● **SHORT PROBLEM**:
Check every line below for the word "debt" and copy each one that has it.

━━━

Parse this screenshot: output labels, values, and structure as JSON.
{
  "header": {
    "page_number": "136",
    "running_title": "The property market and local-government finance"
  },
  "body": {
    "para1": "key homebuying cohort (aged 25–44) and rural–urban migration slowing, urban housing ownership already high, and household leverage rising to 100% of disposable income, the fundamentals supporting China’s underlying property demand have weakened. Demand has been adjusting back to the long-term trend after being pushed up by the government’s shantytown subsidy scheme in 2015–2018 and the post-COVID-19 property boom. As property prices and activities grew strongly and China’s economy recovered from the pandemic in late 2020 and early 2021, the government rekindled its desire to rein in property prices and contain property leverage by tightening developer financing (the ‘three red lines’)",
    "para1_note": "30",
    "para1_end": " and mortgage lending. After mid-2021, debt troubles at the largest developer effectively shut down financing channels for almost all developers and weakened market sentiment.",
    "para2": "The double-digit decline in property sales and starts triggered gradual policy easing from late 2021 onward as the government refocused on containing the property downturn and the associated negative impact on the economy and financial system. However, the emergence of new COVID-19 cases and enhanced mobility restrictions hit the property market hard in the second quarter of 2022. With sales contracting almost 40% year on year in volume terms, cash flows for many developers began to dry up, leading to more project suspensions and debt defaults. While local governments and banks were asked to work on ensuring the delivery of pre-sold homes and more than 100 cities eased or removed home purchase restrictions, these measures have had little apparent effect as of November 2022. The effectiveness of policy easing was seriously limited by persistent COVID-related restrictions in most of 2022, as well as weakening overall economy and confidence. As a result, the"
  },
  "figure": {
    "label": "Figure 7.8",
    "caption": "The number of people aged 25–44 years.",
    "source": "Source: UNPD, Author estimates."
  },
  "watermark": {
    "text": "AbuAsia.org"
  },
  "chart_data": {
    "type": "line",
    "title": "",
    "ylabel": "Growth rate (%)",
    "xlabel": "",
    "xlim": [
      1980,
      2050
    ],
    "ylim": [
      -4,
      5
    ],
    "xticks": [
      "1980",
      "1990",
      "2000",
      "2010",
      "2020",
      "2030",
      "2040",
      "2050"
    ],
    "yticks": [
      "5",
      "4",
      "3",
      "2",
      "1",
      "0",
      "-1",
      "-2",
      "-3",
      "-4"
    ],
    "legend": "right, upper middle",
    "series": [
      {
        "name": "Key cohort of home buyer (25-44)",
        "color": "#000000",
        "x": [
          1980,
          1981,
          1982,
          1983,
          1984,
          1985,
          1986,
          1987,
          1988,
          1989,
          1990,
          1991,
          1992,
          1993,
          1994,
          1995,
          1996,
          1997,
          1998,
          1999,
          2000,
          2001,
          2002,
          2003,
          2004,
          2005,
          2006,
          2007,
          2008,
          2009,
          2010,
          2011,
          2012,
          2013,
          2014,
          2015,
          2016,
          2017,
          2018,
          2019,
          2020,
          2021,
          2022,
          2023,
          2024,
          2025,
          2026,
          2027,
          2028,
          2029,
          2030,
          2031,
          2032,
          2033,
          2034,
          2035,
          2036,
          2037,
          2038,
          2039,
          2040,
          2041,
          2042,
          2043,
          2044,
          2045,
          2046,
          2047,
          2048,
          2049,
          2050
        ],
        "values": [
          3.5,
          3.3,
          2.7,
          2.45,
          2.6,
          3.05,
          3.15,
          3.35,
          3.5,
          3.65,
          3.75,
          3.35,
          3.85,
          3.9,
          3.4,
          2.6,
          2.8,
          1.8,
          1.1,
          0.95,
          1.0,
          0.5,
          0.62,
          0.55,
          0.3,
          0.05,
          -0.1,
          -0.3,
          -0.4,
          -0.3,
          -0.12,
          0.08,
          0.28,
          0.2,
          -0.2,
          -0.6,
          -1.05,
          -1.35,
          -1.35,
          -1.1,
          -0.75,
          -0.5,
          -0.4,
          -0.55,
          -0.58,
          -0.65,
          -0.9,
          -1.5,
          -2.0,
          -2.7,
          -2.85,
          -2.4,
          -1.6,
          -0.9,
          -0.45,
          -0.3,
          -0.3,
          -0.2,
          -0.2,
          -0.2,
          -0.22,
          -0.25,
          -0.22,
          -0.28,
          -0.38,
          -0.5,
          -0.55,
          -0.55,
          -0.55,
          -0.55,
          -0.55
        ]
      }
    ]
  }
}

━━━

● **TASK RESPONSE**:
    "para1_end": " and mortgage lending. After mid-2021, debt troubles at the largest developer effectively shut down financing channels for almost all developers and weakened market sentiment.",
    "para2": "The double-digit decline in property sales and starts triggered gradual policy easing from late 2021 onward as the government refocused on containing the property downturn and the associated negative impact on the economy and financial system. However, the emergence of new COVID-19 cases and enhanced mobility restrictions hit the property market hard in the second quarter of 2022. With sales contracting almost 40% year on year in volume terms, cash flows for many developers began to dry up, leading to more project suspensions and debt defaults. While local governments and banks were asked to work on ensuring the delivery of pre-sold homes and more than 100 cities eased or removed home purchase restrictions, these measures have had little apparent effect as of November 2022. The effectiveness of policy easing was seriously limited by persistent COVID-related restrictions in most of 2022, as well as weakening overall economy and confidence. As a result, the"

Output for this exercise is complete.